DIRECTION
Go through the material and write it all out exactly, minus the pictures.

INFORMATION PROVIDED

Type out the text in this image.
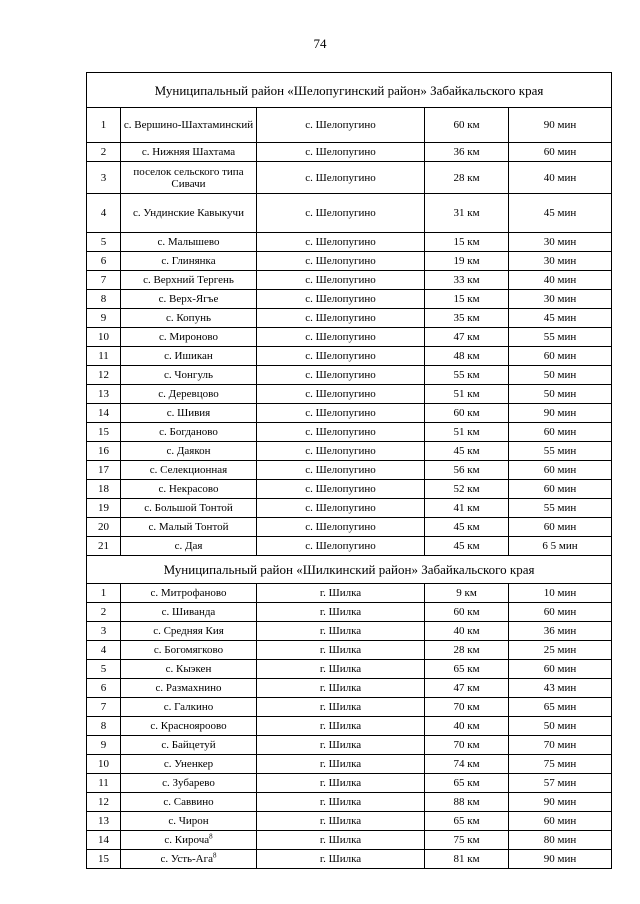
74
Муниципальный район «Шелопугинский район» Забайкальского края				
1	с. Вершино-Шахтаминский	с. Шелопугино	60 км	90 мин
2	с. Нижняя Шахтама	с. Шелопугино	36 км	60 мин
3	поселок сельского типа Сивачи	с. Шелопугино	28 км	40 мин
4	с. Ундинские Кавыкучи	с. Шелопугино	31 км	45 мин
5	с. Малышево	с. Шелопугино	15 км	30 мин
6	с. Глинянка	с. Шелопугино	19 км	30 мин
7	с. Верхний Тергень	с. Шелопугино	33 км	40 мин
8	с. Верх-Ягъе	с. Шелопугино	15 км	30 мин
9	с. Копунь	с. Шелопугино	35 км	45 мин
10	с. Мироново	с. Шелопугино	47 км	55 мин
11	с. Ишикан	с. Шелопугино	48 км	60 мин
12	с. Чонгуль	с. Шелопугино	55 км	50 мин
13	с. Деревцово	с. Шелопугино	51 км	50 мин
14	с. Шивия	с. Шелопугино	60 км	90 мин
15	с. Богданово	с. Шелопугино	51 км	60 мин
16	с. Даякон	с. Шелопугино	45 км	55 мин
17	с. Селекционная	с. Шелопугино	56 км	60 мин
18	с. Некрасово	с. Шелопугино	52 км	60 мин
19	с. Большой Тонтой	с. Шелопугино	41 км	55 мин
20	с. Малый Тонтой	с. Шелопугино	45 км	60 мин
21	с. Дая	с. Шелопугино	45 км	6 5 мин
Муниципальный район «Шилкинский район» Забайкальского края				
1	с. Митрофаново	г. Шилка	9 км	10 мин
2	с. Шиванда	г. Шилка	60 км	60 мин
3	с. Средняя Кия	г. Шилка	40 км	36 мин
4	с. Богомягково	г. Шилка	28 км	25 мин
5	с. Кыэкен	г. Шилка	65 км	60 мин
6	с. Размахнино	г. Шилка	47 км	43 мин
7	с. Галкино	г. Шилка	70 км	65 мин
8	с. Краснояроово	г. Шилка	40 км	50 мин
9	с. Байцетуй	г. Шилка	70 км	70 мин
10	с. Уненкер	г. Шилка	74 км	75 мин
11	с. Зубарево	г. Шилка	65 км	57 мин
12	с. Саввино	г. Шилка	88 км	90 мин
13	с. Чирон	г. Шилка	65 км	60 мин
14	с. Кироча$^8$	г. Шилка	75 км	80 мин
15	с. Усть-Ага$^8$	г. Шилка	81 км	90 мин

SOLUTION TO THIS TASK
Type out the text in this image.
74
Муниципальный район «Шелопугинский район» Забайкальского края				
1	с. Вершино-Шахтаминский	с. Шелопугино	60 км	90 мин
2	с. Нижняя Шахтама	с. Шелопугино	36 км	60 мин
3	поселок сельского типа Сивачи	с. Шелопугино	28 км	40 мин
4	с. Ундинские Кавыкучи	с. Шелопугино	31 км	45 мин
5	с. Малышево	с. Шелопугино	15 км	30 мин
6	с. Глинянка	с. Шелопугино	19 км	30 мин
7	с. Верхний Тергень	с. Шелопугино	33 км	40 мин
8	с. Верх-Ягъе	с. Шелопугино	15 км	30 мин
9	с. Копунь	с. Шелопугино	35 км	45 мин
10	с. Мироново	с. Шелопугино	47 км	55 мин
11	с. Ишикан	с. Шелопугино	48 км	60 мин
12	с. Чонгуль	с. Шелопугино	55 км	50 мин
13	с. Деревцово	с. Шелопугино	51 км	50 мин
14	с. Шивия	с. Шелопугино	60 км	90 мин
15	с. Богданово	с. Шелопугино	51 км	60 мин
16	с. Даякон	с. Шелопугино	45 км	55 мин
17	с. Селекционная	с. Шелопугино	56 км	60 мин
18	с. Некрасово	с. Шелопугино	52 км	60 мин
19	с. Большой Тонтой	с. Шелопугино	41 км	55 мин
20	с. Малый Тонтой	с. Шелопугино	45 км	60 мин
21	с. Дая	с. Шелопугино	45 км	6 5 мин
Муниципальный район «Шилкинский район» Забайкальского края				
1	с. Митрофаново	г. Шилка	9 км	10 мин
2	с. Шиванда	г. Шилка	60 км	60 мин
3	с. Средняя Кия	г. Шилка	40 км	36 мин
4	с. Богомягково	г. Шилка	28 км	25 мин
5	с. Кыэкен	г. Шилка	65 км	60 мин
6	с. Размахнино	г. Шилка	47 км	43 мин
7	с. Галкино	г. Шилка	70 км	65 мин
8	с. Краснояроово	г. Шилка	40 км	50 мин
9	с. Байцетуй	г. Шилка	70 км	70 мин
10	с. Уненкер	г. Шилка	74 км	75 мин
11	с. Зубарево	г. Шилка	65 км	57 мин
12	с. Саввино	г. Шилка	88 км	90 мин
13	с. Чирон	г. Шилка	65 км	60 мин
14	с. Кироча$^8$	г. Шилка	75 км	80 мин
15	с. Усть-Ага$^8$	г. Шилка	81 км	90 мин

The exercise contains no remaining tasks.